-- Items start --

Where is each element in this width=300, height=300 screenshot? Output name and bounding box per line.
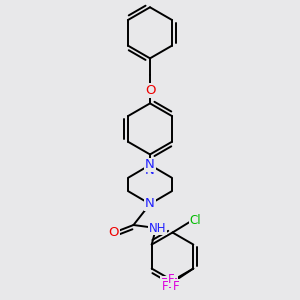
Text: F: F — [173, 280, 179, 293]
Text: N: N — [145, 197, 155, 211]
Text: F: F — [167, 273, 174, 286]
Text: O: O — [109, 226, 119, 239]
Text: N: N — [145, 158, 155, 171]
Text: N: N — [145, 164, 155, 178]
Text: F: F — [162, 280, 169, 293]
Text: F: F — [166, 283, 172, 296]
Text: O: O — [145, 84, 155, 97]
Text: Cl: Cl — [190, 214, 202, 227]
Text: F: F — [171, 277, 178, 290]
Text: F: F — [161, 277, 167, 290]
Text: NH: NH — [149, 221, 166, 235]
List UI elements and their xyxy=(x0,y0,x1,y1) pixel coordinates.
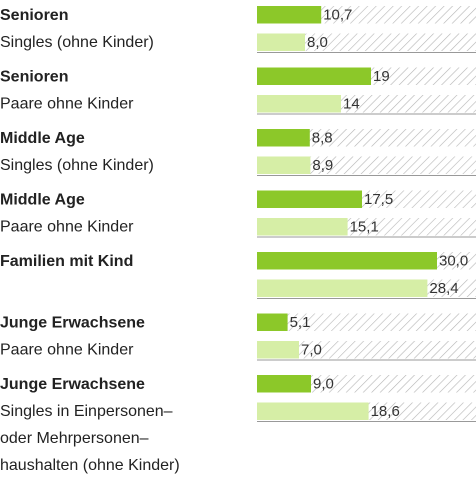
category-title: Junge Erwachsene xyxy=(0,315,145,332)
value-label: 7,0 xyxy=(301,342,322,359)
bar xyxy=(257,191,362,209)
category-title: Junge Erwachsene xyxy=(0,376,145,393)
bar xyxy=(257,314,288,332)
bar xyxy=(257,252,437,270)
value-label: 8,9 xyxy=(312,157,333,174)
value-label: 10,7 xyxy=(323,7,352,24)
value-label: 14 xyxy=(343,96,360,113)
chart: Senioren Singles (ohne Kinder) 10,7 8,0 Seni… xyxy=(0,0,476,479)
category-subtitle: Singles in Einpersonen– xyxy=(0,403,173,420)
category-title: Senioren xyxy=(0,7,68,24)
bar xyxy=(257,341,299,359)
bar xyxy=(257,403,369,421)
value-label: 28,4 xyxy=(429,280,458,297)
category-title: Familien mit Kind xyxy=(0,253,133,270)
category-subtitle: Singles (ohne Kinder) xyxy=(0,34,154,51)
value-label: 8,0 xyxy=(307,34,328,51)
category-subtitle: Paare ohne Kinder xyxy=(0,96,134,113)
bar xyxy=(257,6,321,24)
category-subtitle: oder Mehrpersonen– xyxy=(0,430,149,447)
bar xyxy=(257,129,310,147)
category-subtitle: haushalten (ohne Kinder) xyxy=(0,457,180,474)
value-label: 15,1 xyxy=(350,219,379,236)
category-title: Middle Age xyxy=(0,192,85,209)
category-subtitle: Paare ohne Kinder xyxy=(0,219,134,236)
category-title: Senioren xyxy=(0,69,68,86)
value-label: 30,0 xyxy=(439,253,468,270)
bar xyxy=(257,218,348,236)
bar xyxy=(257,375,311,393)
bar xyxy=(257,157,310,175)
value-label: 9,0 xyxy=(313,376,334,393)
category-subtitle: Paare ohne Kinder xyxy=(0,342,134,359)
value-label: 19 xyxy=(373,68,390,85)
bar xyxy=(257,95,341,113)
value-label: 8,8 xyxy=(312,130,333,147)
category-subtitle: Singles (ohne Kinder) xyxy=(0,157,154,174)
bar xyxy=(257,68,371,86)
bar xyxy=(257,34,305,52)
bar xyxy=(257,280,427,298)
value-label: 18,6 xyxy=(371,403,400,420)
value-label: 17,5 xyxy=(364,191,393,208)
category-title: Middle Age xyxy=(0,130,85,147)
value-label: 5,1 xyxy=(290,314,311,331)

-- Items end --

■ **Requirements**:
Copy the material word for word, starting at its first line and stopping after the line that contains "List UI elements". Leave out the pictures.

■ **The solution**:
Where is each element in this width=300, height=300 screenshot? Output name and bounding box per line.
Text: F: F — [173, 280, 179, 293]
Text: N: N — [145, 197, 155, 211]
Text: F: F — [167, 273, 174, 286]
Text: O: O — [109, 226, 119, 239]
Text: N: N — [145, 158, 155, 171]
Text: N: N — [145, 164, 155, 178]
Text: F: F — [162, 280, 169, 293]
Text: F: F — [166, 283, 172, 296]
Text: O: O — [145, 84, 155, 97]
Text: Cl: Cl — [190, 214, 202, 227]
Text: F: F — [171, 277, 178, 290]
Text: F: F — [161, 277, 167, 290]
Text: NH: NH — [149, 221, 166, 235]
List UI elements and their xyxy=(x0,y0,x1,y1) pixel coordinates.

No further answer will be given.